What is being asked → Copy out all the lines exactly. Omit pictures.

(Extracted data entries)
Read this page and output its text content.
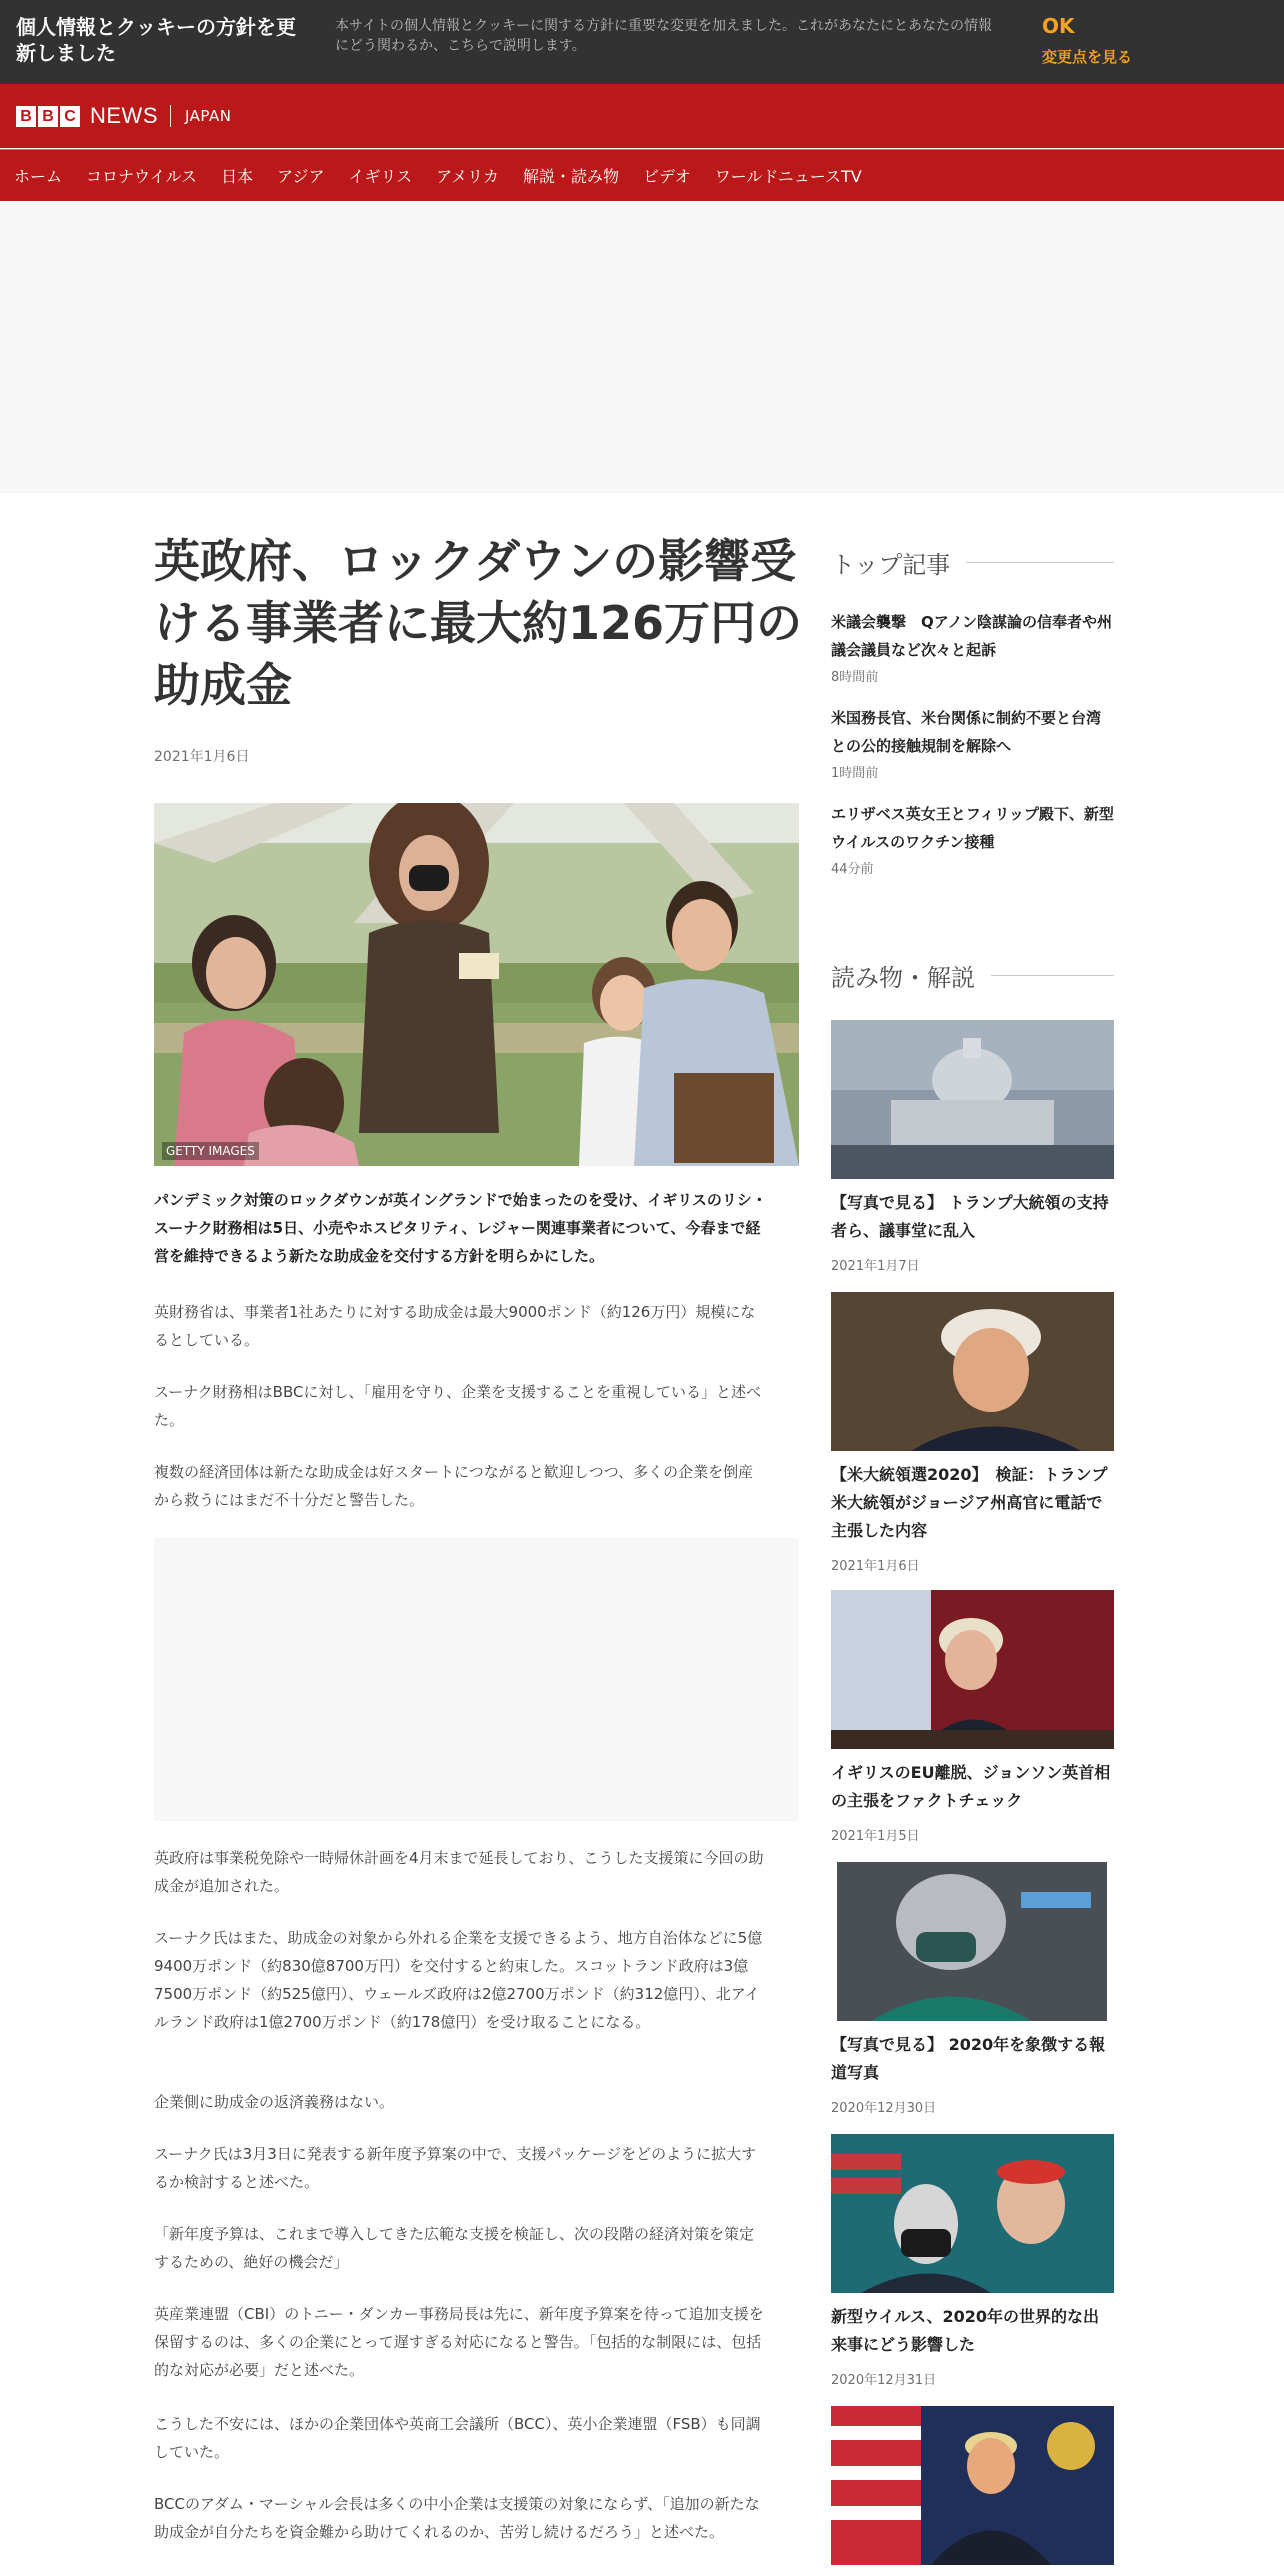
個人情報とクッキーの方針を更新しました
本サイトの個人情報とクッキーに関する方針に重要な変更を加えました。これがあなたにとあなたの情報にどう関わるか、こちらで説明します。
OK
変更点を見る
B B C NEWS JAPAN
ホーム コロナウイルス 日本 アジア イギリス アメリカ 解説・読み物 ビデオ ワールドニュースTV
英政府、ロックダウンの影響受ける事業者に最大約126万円の助成金
2021年1月6日
GETTY IMAGES

パンデミック対策のロックダウンが英イングランドで始まったのを受け、イギリスのリシ・スーナク財務相は5日、小売やホスピタリティ、レジャー関連事業者について、今春まで経営を維持できるよう新たな助成金を交付する方針を明らかにした。

英財務省は、事業者1社あたりに対する助成金は最大9000ポンド（約126万円）規模になるとしている。

スーナク財務相はBBCに対し、「雇用を守り、企業を支援することを重視している」と述べた。

複数の経済団体は新たな助成金は好スタートにつながると歓迎しつつ、多くの企業を倒産から救うにはまだ不十分だと警告した。

英政府は事業税免除や一時帰休計画を4月末まで延長しており、こうした支援策に今回の助成金が追加された。

スーナク氏はまた、助成金の対象から外れる企業を支援できるよう、地方自治体などに5億9400万ポンド（約830億8700万円）を交付すると約束した。スコットランド政府は3億7500万ポンド（約525億円）、ウェールズ政府は2億2700万ポンド（約312億円）、北アイルランド政府は1億2700万ポンド（約178億円）を受け取ることになる。

企業側に助成金の返済義務はない。

スーナク氏は3月3日に発表する新年度予算案の中で、支援パッケージをどのように拡大するか検討すると述べた。

「新年度予算は、これまで導入してきた広範な支援を検証し、次の段階の経済対策を策定するための、絶好の機会だ」

英産業連盟（CBI）のトニー・ダンカー事務局長は先に、新年度予算案を待って追加支援を保留するのは、多くの企業にとって遅すぎる対応になると警告。「包括的な制限には、包括的な対応が必要」だと述べた。

こうした不安には、ほかの企業団体や英商工会議所（BCC）、英小企業連盟（FSB）も同調していた。

BCCのアダム・マーシャル会長は多くの中小企業は支援策の対象にならず、「追加の新たな助成金が自分たちを資金難から助けてくれるのか、苦労し続けるだろう」と述べた。

トップ記事
米議会襲撃　Qアノン陰謀論の信奉者や州議会議員など次々と起訴
8時間前
米国務長官、米台関係に制約不要と台湾との公的接触規制を解除へ
1時間前
エリザベス英女王とフィリップ殿下、新型ウイルスのワクチン接種
44分前
読み物・解説
【写真で見る】 トランプ大統領の支持者ら、議事堂に乱入
2021年1月7日
【米大統領選2020】　検証：トランプ米大統領がジョージア州高官に電話で主張した内容
2021年1月6日
イギリスのEU離脱、ジョンソン英首相の主張をファクトチェック
2021年1月5日
【写真で見る】 2020年を象徴する報道写真
2020年12月30日
新型ウイルス、2020年の世界的な出来事にどう影響した
2020年12月31日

The solution →
Read this page and output its text content.
個人情報とクッキーの方針を更新しました
本サイトの個人情報とクッキーに関する方針に重要な変更を加えました。これがあなたにとあなたの情報にどう関わるか、こちらで説明します。
OK
変更点を見る
B B C NEWS JAPAN
ホーム コロナウイルス 日本 アジア イギリス アメリカ 解説・読み物 ビデオ ワールドニュースTV
英政府、ロックダウンの影響受ける事業者に最大約126万円の助成金
2021年1月6日
GETTY IMAGES

パンデミック対策のロックダウンが英イングランドで始まったのを受け、イギリスのリシ・スーナク財務相は5日、小売やホスピタリティ、レジャー関連事業者について、今春まで経営を維持できるよう新たな助成金を交付する方針を明らかにした。

英財務省は、事業者1社あたりに対する助成金は最大9000ポンド（約126万円）規模になるとしている。

スーナク財務相はBBCに対し、「雇用を守り、企業を支援することを重視している」と述べた。

複数の経済団体は新たな助成金は好スタートにつながると歓迎しつつ、多くの企業を倒産から救うにはまだ不十分だと警告した。

英政府は事業税免除や一時帰休計画を4月末まで延長しており、こうした支援策に今回の助成金が追加された。

スーナク氏はまた、助成金の対象から外れる企業を支援できるよう、地方自治体などに5億9400万ポンド（約830億8700万円）を交付すると約束した。スコットランド政府は3億7500万ポンド（約525億円）、ウェールズ政府は2億2700万ポンド（約312億円）、北アイルランド政府は1億2700万ポンド（約178億円）を受け取ることになる。

企業側に助成金の返済義務はない。

スーナク氏は3月3日に発表する新年度予算案の中で、支援パッケージをどのように拡大するか検討すると述べた。

「新年度予算は、これまで導入してきた広範な支援を検証し、次の段階の経済対策を策定するための、絶好の機会だ」

英産業連盟（CBI）のトニー・ダンカー事務局長は先に、新年度予算案を待って追加支援を保留するのは、多くの企業にとって遅すぎる対応になると警告。「包括的な制限には、包括的な対応が必要」だと述べた。

こうした不安には、ほかの企業団体や英商工会議所（BCC）、英小企業連盟（FSB）も同調していた。

BCCのアダム・マーシャル会長は多くの中小企業は支援策の対象にならず、「追加の新たな助成金が自分たちを資金難から助けてくれるのか、苦労し続けるだろう」と述べた。

トップ記事
米議会襲撃　Qアノン陰謀論の信奉者や州議会議員など次々と起訴
8時間前
米国務長官、米台関係に制約不要と台湾との公的接触規制を解除へ
1時間前
エリザベス英女王とフィリップ殿下、新型ウイルスのワクチン接種
44分前
読み物・解説
【写真で見る】 トランプ大統領の支持者ら、議事堂に乱入
2021年1月7日
【米大統領選2020】　検証：トランプ米大統領がジョージア州高官に電話で主張した内容
2021年1月6日
イギリスのEU離脱、ジョンソン英首相の主張をファクトチェック
2021年1月5日
【写真で見る】 2020年を象徴する報道写真
2020年12月30日
新型ウイルス、2020年の世界的な出来事にどう影響した
2020年12月31日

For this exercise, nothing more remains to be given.